▶ **Обязательные задания**
(A) Переведите на английский язык предложение из рецензии на сериал «Оптимисты»: «В центре сюжета информационно-аналитический отдел тогдашнего советского министерства иностранных дел».
(B) Продолжите рецензию на сериал «Оптимисты», начав сразу после последнего приведенного в ней предложения.

▶ **Исходный текст**
Говорят и показывают «Оптимисты»

Николай ИРИН

27.04.2017

Канал «Россия 1» представил 13-серийных «Оптимистов», выдуманных сценарной группой под управлением Михаила Идова, срежиссированных Алексеем Попогребским, спродюсированных Валерием Тодоровским. Действие этого красочного зрелища происходит в 1960 году, точнее «как бы» в 1960-м, и по большей части в Москве.

В центре сюжета информационно-аналитический отдел тогдашнего советского министерства иностранных дел. Задача молодых и жизнерадостных сотрудников оперативно и эффективно реагировать на западную политическую активность и пропаганду, а если шире — осмыслять западное образное строительство.

Как таковая идея — сильная, продуктивная, ведь именно убедительная социальная образность гарантирует обществу с государством устойчивость и развитие. Бытующие цели, идеалы, допустимые способы карьерного роста и даже манера повседневного поведения программируют человека на бессознательном уровне, ориентируют в историческом времени и социальном пространстве.

▶ **Выборка данных**

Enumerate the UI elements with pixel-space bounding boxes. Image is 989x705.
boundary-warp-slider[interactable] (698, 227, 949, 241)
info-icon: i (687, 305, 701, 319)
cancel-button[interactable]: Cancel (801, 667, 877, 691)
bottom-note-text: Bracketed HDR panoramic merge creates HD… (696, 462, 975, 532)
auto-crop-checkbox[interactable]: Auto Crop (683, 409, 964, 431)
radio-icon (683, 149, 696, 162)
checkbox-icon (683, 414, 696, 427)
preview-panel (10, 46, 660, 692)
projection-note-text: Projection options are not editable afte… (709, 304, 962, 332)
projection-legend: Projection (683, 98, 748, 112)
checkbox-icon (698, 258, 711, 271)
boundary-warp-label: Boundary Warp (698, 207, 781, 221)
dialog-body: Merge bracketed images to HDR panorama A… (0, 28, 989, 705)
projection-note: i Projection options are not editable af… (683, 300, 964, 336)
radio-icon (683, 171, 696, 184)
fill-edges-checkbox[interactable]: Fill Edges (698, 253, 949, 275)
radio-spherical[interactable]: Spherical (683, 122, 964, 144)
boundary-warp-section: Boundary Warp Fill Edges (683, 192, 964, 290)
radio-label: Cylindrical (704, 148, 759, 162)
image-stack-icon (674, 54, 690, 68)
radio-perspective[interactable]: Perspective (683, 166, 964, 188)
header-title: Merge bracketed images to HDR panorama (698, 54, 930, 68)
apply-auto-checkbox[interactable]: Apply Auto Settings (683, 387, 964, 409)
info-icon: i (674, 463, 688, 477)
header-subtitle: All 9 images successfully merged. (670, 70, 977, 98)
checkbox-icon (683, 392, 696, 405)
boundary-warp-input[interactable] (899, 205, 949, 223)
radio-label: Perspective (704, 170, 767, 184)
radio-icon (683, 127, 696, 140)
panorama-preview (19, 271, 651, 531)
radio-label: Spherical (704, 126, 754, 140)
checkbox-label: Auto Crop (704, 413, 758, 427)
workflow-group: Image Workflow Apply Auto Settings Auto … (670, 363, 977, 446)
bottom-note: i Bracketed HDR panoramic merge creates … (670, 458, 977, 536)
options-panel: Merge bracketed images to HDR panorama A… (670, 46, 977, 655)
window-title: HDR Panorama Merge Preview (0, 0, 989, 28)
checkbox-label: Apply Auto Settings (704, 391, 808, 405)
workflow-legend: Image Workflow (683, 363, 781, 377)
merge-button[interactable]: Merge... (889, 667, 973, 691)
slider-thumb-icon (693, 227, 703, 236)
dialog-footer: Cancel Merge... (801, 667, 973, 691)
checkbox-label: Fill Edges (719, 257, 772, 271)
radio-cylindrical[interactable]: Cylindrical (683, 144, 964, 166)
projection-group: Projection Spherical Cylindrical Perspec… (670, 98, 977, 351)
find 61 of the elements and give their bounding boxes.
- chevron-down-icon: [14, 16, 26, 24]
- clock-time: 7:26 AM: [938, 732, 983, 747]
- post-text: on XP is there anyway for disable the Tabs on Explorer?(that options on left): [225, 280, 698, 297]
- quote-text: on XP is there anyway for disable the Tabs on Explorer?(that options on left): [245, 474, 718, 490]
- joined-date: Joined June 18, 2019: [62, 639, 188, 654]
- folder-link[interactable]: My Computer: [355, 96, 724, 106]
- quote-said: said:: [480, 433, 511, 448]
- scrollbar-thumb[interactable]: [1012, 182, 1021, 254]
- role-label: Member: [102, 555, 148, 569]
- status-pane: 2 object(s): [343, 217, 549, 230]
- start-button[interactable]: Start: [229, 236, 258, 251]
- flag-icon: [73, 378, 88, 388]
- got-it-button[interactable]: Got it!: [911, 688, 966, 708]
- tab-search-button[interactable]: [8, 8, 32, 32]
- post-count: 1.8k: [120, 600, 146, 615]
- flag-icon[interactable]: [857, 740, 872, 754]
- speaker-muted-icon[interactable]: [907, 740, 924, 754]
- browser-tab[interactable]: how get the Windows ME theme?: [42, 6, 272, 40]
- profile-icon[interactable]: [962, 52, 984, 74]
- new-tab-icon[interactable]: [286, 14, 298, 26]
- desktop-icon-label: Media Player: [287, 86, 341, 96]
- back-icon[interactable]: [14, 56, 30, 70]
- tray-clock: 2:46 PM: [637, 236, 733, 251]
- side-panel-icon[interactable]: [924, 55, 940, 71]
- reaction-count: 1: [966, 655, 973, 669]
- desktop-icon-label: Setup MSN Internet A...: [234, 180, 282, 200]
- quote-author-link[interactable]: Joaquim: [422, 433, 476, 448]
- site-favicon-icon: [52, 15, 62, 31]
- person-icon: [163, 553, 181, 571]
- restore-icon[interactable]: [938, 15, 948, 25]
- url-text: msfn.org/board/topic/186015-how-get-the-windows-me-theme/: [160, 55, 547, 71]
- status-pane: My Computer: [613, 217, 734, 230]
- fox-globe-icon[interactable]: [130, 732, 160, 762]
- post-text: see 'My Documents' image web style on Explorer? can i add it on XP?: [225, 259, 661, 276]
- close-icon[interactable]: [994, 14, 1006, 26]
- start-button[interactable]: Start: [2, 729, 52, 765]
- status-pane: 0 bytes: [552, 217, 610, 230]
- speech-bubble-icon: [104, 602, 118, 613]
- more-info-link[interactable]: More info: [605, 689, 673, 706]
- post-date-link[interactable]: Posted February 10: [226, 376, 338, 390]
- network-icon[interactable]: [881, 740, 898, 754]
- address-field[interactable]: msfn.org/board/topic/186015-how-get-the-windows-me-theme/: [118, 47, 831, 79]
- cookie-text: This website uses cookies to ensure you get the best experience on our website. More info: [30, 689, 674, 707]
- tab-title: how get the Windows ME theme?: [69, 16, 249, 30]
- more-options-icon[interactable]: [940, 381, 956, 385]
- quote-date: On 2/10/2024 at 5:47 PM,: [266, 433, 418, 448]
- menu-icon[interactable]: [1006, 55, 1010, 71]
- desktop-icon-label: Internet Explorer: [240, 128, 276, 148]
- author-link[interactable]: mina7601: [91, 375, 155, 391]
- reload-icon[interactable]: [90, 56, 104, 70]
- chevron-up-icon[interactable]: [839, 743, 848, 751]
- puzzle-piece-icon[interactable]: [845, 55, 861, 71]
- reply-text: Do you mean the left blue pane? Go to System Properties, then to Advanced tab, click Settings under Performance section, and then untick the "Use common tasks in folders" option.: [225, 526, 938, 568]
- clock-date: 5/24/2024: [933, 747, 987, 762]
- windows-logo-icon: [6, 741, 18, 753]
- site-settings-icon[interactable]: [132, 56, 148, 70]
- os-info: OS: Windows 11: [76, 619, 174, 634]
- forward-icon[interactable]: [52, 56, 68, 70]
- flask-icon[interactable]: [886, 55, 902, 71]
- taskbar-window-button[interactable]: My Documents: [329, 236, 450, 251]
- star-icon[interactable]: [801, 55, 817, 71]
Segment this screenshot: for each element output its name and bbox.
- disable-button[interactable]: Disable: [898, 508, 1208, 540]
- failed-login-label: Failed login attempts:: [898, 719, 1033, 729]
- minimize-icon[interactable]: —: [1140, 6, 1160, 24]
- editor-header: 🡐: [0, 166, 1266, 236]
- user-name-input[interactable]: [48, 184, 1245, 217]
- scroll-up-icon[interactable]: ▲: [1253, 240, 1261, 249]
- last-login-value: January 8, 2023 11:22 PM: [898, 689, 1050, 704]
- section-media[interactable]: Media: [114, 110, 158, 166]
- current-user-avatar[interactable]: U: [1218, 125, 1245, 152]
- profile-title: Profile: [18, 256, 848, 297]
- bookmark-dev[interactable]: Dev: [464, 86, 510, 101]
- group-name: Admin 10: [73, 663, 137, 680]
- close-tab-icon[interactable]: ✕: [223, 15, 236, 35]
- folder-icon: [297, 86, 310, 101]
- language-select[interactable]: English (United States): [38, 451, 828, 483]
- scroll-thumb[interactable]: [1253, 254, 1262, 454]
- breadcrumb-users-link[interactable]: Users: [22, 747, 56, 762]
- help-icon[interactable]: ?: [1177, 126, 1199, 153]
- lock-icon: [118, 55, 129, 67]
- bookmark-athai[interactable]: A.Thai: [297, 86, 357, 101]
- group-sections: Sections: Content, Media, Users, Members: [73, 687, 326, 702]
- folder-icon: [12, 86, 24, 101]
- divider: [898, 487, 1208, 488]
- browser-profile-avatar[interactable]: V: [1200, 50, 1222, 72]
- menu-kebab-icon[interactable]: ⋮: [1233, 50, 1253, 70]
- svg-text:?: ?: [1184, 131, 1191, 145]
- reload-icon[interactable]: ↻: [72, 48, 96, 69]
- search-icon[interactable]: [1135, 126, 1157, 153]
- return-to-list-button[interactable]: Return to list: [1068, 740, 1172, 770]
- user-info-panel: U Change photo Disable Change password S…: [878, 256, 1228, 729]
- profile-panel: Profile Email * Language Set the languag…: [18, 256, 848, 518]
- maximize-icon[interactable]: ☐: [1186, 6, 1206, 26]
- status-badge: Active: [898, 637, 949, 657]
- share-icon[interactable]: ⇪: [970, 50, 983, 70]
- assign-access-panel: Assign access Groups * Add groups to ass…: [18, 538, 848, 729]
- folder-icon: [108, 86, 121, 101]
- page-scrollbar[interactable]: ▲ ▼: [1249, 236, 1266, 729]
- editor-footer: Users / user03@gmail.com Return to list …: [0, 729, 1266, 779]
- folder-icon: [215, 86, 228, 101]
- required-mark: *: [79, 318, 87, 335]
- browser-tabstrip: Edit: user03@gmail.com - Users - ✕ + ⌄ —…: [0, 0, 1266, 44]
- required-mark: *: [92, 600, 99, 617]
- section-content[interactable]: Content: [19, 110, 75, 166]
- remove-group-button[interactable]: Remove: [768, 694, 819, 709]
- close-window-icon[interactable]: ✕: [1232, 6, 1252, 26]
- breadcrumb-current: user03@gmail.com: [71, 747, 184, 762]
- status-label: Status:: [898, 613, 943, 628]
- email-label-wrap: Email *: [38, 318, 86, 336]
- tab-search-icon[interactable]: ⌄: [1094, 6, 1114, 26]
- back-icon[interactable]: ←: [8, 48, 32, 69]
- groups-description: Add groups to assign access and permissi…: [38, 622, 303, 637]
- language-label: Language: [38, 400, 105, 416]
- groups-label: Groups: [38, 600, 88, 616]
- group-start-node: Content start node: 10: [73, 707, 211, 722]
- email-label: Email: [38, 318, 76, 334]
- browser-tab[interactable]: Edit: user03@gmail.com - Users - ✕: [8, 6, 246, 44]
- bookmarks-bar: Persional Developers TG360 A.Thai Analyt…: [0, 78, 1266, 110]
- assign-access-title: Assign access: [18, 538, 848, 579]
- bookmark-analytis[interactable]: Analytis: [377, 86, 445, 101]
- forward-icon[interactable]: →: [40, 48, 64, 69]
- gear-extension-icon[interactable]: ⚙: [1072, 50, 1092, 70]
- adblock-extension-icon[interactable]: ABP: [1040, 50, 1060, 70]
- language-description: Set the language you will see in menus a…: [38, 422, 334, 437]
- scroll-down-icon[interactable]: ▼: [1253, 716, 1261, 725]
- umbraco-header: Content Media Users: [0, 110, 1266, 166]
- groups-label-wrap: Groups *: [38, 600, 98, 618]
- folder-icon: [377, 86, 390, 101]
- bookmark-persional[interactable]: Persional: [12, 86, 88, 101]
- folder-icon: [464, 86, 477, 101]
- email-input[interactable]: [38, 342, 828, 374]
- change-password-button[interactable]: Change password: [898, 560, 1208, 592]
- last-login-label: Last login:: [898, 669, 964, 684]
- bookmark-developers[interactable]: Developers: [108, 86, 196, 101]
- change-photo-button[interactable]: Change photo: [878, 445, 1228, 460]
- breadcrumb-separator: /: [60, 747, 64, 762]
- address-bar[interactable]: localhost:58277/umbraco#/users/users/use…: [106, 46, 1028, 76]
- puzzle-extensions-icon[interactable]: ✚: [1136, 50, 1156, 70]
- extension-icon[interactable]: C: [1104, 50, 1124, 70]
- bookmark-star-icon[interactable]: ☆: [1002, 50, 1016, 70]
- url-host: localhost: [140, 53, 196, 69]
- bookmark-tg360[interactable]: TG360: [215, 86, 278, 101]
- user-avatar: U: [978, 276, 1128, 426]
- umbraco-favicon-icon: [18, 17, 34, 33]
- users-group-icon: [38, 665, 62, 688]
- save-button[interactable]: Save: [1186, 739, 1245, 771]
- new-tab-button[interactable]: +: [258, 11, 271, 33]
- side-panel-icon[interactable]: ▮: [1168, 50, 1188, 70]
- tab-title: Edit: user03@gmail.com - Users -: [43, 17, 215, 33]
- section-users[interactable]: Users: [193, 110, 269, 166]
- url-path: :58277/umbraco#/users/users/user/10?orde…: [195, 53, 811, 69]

▶ **Итоговые результаты**
(A) At the center of the plot is the information and analysis department of the Soviet Ministry of Foreign Affairs of that time.

(B)
Эта трудная правда была в полной мере уяснена, когда страна достаточно укрепилась, народ окультурился, а вынужденно авторитарные методы управления себя изжили. Информационно-аналитический отдел МИДа — своеобразный буфер. Моделирует как зону контакта между Западом и СССР, так и отечественный переходный период от эпохи бури и натиска к оттепельным фантазиям.

Отдел, во‑первых, представлен тремя совсем молодыми выпускниками МГИМО — симпатичными, открытыми жизни приятелями. При этом у каждого свой проблемный секрет, который нагружает, что называется, по полной.

Андрей Муратов (Егор Корешков) тайно поддерживает контакт со старшей сестрой, проживающей в Париже, но наведывающейся в Москву. Леня Корнеев (Артем Быстров), детдомовец, был некоторое время назад завербован американскими спецслужбами и теперь томится в качестве законсервированного вражеского агента. Аркадий Голуб (Риналь Мухаметов) лишается партбилета, а при попытке его вернуть попадает в чреватую последствиями зависимость от причастного к теневому миру фарцовщика.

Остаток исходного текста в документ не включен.